>>>>

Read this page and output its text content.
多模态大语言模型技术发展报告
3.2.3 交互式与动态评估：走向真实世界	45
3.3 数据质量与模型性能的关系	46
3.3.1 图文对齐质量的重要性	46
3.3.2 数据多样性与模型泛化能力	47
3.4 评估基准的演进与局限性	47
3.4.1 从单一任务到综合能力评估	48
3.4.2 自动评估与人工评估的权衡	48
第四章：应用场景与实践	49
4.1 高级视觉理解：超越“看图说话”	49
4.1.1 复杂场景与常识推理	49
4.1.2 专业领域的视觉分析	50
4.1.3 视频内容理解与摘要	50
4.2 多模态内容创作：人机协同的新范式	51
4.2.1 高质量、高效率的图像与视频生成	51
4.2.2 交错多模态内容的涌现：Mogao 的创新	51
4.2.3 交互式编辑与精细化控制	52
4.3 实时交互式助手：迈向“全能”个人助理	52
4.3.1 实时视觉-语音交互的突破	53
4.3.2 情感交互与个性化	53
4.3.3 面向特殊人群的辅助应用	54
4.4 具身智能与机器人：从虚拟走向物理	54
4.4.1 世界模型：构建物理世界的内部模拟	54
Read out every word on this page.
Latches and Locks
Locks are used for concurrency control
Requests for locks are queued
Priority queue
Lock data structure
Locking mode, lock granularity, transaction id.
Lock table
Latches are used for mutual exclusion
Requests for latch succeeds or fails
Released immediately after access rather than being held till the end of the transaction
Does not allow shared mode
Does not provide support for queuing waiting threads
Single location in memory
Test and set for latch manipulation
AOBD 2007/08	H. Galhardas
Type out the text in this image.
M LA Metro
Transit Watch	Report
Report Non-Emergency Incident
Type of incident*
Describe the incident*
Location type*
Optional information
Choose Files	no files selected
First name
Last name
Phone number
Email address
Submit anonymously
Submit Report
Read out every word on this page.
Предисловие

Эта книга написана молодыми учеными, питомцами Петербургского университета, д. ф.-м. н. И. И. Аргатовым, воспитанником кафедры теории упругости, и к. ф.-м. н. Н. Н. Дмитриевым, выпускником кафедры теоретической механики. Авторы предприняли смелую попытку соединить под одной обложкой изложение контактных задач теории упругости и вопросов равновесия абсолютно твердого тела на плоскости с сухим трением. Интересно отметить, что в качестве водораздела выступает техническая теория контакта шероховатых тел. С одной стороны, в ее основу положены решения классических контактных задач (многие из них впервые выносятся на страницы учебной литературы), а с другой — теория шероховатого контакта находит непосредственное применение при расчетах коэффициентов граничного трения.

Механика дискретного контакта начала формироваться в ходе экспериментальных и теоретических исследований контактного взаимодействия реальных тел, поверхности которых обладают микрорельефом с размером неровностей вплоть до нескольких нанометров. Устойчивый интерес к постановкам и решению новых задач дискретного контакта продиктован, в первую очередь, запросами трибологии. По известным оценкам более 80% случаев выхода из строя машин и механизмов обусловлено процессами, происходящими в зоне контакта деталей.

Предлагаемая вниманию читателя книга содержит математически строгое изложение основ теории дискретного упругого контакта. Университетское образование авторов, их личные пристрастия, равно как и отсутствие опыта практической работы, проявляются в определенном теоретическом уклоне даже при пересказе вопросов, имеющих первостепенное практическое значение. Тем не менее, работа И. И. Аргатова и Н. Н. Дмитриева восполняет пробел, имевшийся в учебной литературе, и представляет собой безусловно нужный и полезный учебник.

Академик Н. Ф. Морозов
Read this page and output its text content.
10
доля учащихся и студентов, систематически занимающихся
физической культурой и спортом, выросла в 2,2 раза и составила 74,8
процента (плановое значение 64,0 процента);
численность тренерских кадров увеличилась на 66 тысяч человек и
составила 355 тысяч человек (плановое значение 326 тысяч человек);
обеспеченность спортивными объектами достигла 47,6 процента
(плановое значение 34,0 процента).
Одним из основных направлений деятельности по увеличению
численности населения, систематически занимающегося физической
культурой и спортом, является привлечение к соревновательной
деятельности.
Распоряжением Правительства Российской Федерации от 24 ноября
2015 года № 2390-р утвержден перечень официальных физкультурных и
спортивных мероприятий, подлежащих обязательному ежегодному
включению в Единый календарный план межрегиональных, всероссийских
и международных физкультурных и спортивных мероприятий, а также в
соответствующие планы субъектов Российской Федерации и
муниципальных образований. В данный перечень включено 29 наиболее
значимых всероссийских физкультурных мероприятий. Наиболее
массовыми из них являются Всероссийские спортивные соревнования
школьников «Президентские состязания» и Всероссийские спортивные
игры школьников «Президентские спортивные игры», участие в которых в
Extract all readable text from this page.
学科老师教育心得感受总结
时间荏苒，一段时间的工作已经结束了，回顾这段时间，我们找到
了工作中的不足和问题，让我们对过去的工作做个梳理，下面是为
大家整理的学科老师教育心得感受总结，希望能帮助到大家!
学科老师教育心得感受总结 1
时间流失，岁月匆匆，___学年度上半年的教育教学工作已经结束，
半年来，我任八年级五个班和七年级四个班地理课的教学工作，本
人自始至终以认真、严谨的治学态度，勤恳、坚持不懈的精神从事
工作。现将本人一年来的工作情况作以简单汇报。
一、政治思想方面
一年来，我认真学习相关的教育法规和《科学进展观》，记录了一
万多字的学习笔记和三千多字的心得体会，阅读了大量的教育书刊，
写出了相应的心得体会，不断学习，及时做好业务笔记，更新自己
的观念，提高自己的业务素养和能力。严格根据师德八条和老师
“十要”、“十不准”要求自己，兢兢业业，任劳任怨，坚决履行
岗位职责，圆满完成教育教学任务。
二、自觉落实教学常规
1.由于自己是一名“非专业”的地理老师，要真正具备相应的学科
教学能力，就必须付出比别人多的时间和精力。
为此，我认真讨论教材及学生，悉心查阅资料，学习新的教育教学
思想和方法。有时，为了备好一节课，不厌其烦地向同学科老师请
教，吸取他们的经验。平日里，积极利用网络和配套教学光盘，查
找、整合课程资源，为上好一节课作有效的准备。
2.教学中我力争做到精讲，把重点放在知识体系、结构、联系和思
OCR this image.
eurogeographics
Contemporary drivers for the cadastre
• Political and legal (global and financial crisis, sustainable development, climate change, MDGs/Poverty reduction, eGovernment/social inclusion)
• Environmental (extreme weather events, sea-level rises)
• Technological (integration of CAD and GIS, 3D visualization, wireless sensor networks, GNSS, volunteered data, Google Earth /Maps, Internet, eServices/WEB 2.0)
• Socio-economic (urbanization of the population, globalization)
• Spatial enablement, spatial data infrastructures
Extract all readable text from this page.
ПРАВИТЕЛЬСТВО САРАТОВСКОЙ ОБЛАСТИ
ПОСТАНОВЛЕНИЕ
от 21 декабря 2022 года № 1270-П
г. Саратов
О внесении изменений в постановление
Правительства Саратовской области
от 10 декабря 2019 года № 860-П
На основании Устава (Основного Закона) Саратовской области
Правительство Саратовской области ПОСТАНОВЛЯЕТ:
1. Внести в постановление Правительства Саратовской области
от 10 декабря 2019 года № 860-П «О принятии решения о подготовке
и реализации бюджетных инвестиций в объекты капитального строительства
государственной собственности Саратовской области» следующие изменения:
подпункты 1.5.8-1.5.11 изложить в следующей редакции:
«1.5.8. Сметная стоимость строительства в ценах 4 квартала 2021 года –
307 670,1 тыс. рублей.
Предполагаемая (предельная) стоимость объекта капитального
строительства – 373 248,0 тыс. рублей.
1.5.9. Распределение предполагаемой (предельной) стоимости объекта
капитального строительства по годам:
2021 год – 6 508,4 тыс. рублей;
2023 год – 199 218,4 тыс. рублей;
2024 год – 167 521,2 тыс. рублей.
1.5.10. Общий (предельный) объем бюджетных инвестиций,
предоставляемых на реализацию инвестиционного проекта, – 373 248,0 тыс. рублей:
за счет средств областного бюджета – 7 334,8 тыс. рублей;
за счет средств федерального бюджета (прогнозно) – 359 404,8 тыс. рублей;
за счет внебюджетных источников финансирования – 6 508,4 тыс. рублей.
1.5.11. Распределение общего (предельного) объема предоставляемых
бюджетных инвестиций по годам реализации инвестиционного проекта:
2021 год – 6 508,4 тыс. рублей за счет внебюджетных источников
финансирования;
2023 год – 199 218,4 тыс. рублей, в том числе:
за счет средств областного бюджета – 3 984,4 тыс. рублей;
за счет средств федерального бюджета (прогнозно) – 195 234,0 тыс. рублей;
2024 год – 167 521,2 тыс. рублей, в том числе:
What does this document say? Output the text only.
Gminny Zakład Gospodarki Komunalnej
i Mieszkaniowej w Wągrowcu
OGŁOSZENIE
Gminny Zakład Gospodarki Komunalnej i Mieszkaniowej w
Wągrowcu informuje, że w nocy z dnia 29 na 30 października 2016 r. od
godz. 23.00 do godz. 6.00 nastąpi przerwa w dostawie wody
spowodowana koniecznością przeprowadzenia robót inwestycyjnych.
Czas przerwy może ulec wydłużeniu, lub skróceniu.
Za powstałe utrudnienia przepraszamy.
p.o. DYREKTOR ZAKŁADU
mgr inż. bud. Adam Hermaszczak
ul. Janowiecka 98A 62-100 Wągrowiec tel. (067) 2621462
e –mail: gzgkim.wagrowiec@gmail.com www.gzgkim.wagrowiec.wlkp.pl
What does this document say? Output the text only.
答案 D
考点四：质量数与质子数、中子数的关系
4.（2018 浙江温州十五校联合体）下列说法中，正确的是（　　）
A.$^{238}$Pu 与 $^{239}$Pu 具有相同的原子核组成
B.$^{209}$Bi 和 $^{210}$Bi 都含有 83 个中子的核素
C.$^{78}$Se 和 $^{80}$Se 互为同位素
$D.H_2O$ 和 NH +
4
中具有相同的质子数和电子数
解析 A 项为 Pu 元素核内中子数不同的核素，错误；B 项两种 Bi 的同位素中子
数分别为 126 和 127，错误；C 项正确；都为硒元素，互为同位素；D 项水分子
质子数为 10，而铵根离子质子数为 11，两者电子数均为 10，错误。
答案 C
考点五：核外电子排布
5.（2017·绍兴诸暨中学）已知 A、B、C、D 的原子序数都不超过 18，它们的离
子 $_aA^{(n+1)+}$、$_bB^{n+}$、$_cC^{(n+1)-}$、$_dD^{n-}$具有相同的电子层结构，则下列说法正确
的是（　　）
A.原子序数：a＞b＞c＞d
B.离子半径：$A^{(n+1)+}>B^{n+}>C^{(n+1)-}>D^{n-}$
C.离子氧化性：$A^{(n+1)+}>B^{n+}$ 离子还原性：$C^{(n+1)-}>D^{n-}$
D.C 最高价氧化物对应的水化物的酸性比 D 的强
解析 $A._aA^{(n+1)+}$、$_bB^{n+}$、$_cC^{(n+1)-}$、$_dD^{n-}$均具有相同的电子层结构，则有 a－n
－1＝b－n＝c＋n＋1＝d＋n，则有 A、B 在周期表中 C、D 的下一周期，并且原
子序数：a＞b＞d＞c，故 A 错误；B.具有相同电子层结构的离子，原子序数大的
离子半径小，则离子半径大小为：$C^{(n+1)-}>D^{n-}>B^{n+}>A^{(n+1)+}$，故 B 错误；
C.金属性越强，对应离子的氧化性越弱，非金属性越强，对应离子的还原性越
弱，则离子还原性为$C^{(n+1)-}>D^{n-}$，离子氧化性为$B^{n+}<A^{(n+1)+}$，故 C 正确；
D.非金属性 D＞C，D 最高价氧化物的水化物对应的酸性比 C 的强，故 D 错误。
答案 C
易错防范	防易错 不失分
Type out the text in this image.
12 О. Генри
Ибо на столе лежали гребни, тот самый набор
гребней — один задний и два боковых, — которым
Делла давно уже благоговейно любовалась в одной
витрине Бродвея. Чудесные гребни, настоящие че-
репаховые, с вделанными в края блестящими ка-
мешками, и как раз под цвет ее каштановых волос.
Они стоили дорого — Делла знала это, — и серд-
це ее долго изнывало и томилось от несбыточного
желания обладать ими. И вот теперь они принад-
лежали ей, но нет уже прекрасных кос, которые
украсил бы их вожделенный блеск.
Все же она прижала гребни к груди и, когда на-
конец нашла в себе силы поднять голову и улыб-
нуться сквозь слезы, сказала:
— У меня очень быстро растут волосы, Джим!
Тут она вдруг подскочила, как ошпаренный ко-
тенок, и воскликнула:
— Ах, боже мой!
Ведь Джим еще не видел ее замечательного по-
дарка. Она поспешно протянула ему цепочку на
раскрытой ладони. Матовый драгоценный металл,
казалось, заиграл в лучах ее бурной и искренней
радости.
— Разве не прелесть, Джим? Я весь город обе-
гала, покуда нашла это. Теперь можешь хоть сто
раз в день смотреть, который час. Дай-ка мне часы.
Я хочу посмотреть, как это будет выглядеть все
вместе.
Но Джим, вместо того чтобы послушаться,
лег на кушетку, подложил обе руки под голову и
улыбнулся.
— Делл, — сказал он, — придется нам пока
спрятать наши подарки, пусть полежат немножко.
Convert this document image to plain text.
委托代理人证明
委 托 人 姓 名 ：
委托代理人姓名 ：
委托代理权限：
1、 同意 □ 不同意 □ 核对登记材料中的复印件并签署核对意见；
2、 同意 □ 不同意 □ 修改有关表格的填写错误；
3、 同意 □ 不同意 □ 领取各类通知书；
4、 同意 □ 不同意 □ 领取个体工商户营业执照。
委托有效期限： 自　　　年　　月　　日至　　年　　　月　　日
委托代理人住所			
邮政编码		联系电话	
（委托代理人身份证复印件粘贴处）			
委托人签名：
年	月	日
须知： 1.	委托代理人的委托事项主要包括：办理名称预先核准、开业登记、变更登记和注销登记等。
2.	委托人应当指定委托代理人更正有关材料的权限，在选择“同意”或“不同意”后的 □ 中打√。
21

<<<<

_WHAT IS NEEDED_: List all lines above in which the string "mode" appears.

_RESULT BELOW_:
Locking mode, lock granularity, transaction id.
Does not allow shared mode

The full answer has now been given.